WHAT NEEDS TO BE DONE:
Could you write out every line of the items from the one containing "Detect and localize" down to the one containing "marker (521, 413, 530, 422)", including both of those lines, with nothing changed?

INPUT RECORDS:

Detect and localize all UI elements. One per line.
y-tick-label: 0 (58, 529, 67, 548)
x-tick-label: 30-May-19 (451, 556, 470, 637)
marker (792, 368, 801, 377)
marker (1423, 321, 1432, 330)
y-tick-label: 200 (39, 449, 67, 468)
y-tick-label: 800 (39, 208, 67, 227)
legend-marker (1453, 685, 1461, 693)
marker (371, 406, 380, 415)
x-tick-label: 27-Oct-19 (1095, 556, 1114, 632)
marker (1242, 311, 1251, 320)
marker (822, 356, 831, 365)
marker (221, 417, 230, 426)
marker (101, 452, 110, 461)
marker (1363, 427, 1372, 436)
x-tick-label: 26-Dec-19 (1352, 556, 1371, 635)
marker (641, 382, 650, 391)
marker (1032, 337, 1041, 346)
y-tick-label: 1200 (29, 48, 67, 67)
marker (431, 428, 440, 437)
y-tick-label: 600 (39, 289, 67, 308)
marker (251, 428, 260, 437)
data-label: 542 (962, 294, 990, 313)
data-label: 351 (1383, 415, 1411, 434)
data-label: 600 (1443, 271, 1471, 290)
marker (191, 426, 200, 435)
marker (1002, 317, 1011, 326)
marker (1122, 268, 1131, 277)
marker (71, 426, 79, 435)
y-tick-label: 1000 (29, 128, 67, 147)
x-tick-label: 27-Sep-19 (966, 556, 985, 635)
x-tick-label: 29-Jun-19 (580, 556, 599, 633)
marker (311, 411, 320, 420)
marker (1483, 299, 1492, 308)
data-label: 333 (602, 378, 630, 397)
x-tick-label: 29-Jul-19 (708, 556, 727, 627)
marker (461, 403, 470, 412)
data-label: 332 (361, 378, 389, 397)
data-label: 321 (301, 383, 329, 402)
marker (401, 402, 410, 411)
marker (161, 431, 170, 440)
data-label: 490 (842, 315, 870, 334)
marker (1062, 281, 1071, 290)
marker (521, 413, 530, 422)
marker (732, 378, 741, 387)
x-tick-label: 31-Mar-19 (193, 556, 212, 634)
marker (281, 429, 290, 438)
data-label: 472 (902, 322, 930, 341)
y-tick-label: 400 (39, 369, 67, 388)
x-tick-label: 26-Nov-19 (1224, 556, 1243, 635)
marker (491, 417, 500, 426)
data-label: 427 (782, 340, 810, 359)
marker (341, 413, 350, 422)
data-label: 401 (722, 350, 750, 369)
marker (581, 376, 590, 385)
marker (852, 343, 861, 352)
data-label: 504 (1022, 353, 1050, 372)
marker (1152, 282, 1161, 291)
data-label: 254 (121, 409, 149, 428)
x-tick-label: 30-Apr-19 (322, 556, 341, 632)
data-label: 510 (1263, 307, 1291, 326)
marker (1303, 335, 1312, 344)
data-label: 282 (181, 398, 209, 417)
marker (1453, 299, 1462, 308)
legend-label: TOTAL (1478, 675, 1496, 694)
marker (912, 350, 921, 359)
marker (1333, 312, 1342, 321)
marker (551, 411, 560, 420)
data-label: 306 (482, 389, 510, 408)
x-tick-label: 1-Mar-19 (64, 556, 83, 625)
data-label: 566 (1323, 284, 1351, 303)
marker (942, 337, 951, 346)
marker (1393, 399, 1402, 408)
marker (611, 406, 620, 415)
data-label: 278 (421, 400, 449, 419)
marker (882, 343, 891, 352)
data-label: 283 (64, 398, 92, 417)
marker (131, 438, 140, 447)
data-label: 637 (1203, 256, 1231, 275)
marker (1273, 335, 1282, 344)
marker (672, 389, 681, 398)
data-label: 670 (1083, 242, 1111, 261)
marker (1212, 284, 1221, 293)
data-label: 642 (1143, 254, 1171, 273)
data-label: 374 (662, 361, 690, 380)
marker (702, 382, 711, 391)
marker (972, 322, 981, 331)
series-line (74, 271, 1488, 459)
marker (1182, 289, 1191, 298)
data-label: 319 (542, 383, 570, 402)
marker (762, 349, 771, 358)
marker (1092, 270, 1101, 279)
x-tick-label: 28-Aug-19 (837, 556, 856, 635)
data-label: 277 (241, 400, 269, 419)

* * *

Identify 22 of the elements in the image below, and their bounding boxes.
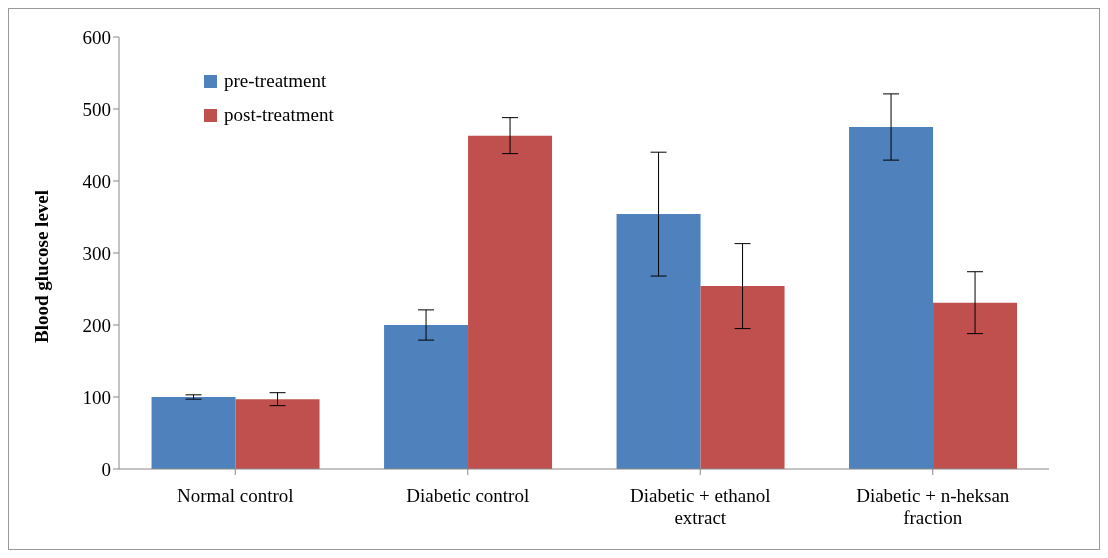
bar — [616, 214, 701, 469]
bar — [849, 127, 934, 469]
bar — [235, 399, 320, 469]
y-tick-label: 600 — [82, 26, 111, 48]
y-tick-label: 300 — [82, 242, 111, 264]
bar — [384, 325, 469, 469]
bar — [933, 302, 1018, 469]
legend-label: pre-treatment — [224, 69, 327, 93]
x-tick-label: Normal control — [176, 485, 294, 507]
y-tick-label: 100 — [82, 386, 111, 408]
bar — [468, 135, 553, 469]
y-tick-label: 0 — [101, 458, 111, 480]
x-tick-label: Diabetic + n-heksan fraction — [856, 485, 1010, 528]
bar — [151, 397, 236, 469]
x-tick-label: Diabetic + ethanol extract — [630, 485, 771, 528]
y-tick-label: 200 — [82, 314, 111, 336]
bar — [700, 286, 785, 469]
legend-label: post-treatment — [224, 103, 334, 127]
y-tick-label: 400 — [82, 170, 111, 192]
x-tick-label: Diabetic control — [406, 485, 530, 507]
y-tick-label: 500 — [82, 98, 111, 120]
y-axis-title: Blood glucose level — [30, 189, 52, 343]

SOLUTION:
Detect and localize all UI elements. One per line.
y-tick-label: 0 (58, 529, 67, 548)
x-tick-label: 30-May-19 (451, 556, 470, 637)
marker (792, 368, 801, 377)
marker (1423, 321, 1432, 330)
y-tick-label: 200 (39, 449, 67, 468)
y-tick-label: 800 (39, 208, 67, 227)
legend-marker (1453, 685, 1461, 693)
marker (371, 406, 380, 415)
x-tick-label: 27-Oct-19 (1095, 556, 1114, 632)
marker (1242, 311, 1251, 320)
marker (822, 356, 831, 365)
marker (221, 417, 230, 426)
marker (101, 452, 110, 461)
marker (1363, 427, 1372, 436)
x-tick-label: 26-Dec-19 (1352, 556, 1371, 635)
marker (641, 382, 650, 391)
marker (1032, 337, 1041, 346)
y-tick-label: 1200 (29, 48, 67, 67)
marker (431, 428, 440, 437)
y-tick-label: 600 (39, 289, 67, 308)
marker (251, 428, 260, 437)
data-label: 542 (962, 294, 990, 313)
data-label: 351 (1383, 415, 1411, 434)
data-label: 600 (1443, 271, 1471, 290)
marker (191, 426, 200, 435)
marker (1002, 317, 1011, 326)
marker (1122, 268, 1131, 277)
marker (71, 426, 79, 435)
y-tick-label: 1000 (29, 128, 67, 147)
x-tick-label: 27-Sep-19 (966, 556, 985, 635)
x-tick-label: 29-Jun-19 (580, 556, 599, 633)
marker (311, 411, 320, 420)
marker (1483, 299, 1492, 308)
data-label: 333 (602, 378, 630, 397)
x-tick-label: 29-Jul-19 (708, 556, 727, 627)
marker (461, 403, 470, 412)
data-label: 332 (361, 378, 389, 397)
data-label: 321 (301, 383, 329, 402)
marker (401, 402, 410, 411)
marker (161, 431, 170, 440)
data-label: 490 (842, 315, 870, 334)
marker (1062, 281, 1071, 290)
marker (521, 413, 530, 422)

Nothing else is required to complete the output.